▸ **Given entries**:
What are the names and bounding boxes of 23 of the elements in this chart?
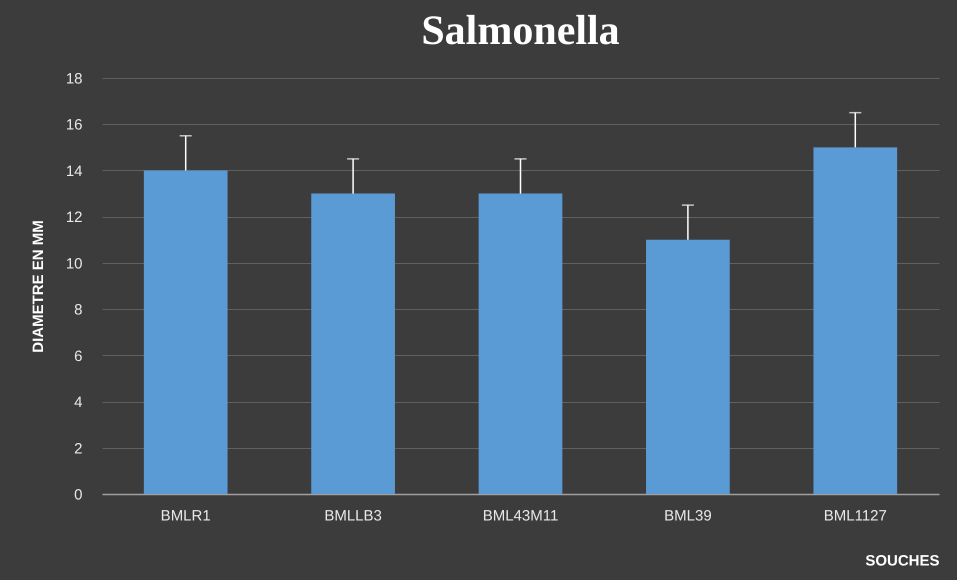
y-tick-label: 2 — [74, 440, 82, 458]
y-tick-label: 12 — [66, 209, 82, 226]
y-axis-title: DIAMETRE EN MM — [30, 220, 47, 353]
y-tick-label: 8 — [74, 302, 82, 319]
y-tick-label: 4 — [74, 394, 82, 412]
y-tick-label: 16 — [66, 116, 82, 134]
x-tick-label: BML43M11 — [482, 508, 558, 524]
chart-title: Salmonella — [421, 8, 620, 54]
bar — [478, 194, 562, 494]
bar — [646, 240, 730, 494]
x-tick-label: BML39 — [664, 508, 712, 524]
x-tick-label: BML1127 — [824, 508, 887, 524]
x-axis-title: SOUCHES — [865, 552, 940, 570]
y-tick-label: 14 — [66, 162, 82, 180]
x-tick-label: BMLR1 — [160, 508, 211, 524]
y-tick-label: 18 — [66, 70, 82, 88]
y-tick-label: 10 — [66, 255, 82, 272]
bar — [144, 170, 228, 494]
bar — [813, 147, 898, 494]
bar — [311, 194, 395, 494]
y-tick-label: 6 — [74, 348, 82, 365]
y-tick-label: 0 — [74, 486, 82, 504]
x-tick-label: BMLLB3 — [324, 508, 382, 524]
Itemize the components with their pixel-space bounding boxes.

▸ **Instructions to follow**: Copy all of the lines above word for word, leaving out any pictures.

▸ **Response below**:
What are the names and bounding boxes of 23 of the elements in this chart?
y-tick-label: 2 — [74, 440, 82, 458]
y-tick-label: 12 — [66, 209, 82, 226]
y-axis-title: DIAMETRE EN MM — [30, 220, 47, 353]
y-tick-label: 8 — [74, 302, 82, 319]
y-tick-label: 4 — [74, 394, 82, 412]
y-tick-label: 16 — [66, 116, 82, 134]
x-tick-label: BML43M11 — [482, 508, 558, 524]
chart-title: Salmonella — [421, 8, 620, 54]
bar — [478, 194, 562, 494]
bar — [646, 240, 730, 494]
x-tick-label: BML39 — [664, 508, 712, 524]
x-tick-label: BML1127 — [824, 508, 887, 524]
x-axis-title: SOUCHES — [865, 552, 940, 570]
y-tick-label: 14 — [66, 162, 82, 180]
x-tick-label: BMLR1 — [160, 508, 211, 524]
y-tick-label: 18 — [66, 70, 82, 88]
y-tick-label: 10 — [66, 255, 82, 272]
bar — [144, 170, 228, 494]
bar — [813, 147, 898, 494]
bar — [311, 194, 395, 494]
y-tick-label: 6 — [74, 348, 82, 365]
y-tick-label: 0 — [74, 486, 82, 504]
x-tick-label: BMLLB3 — [324, 508, 382, 524]
Itemize the components with their pixel-space bounding boxes.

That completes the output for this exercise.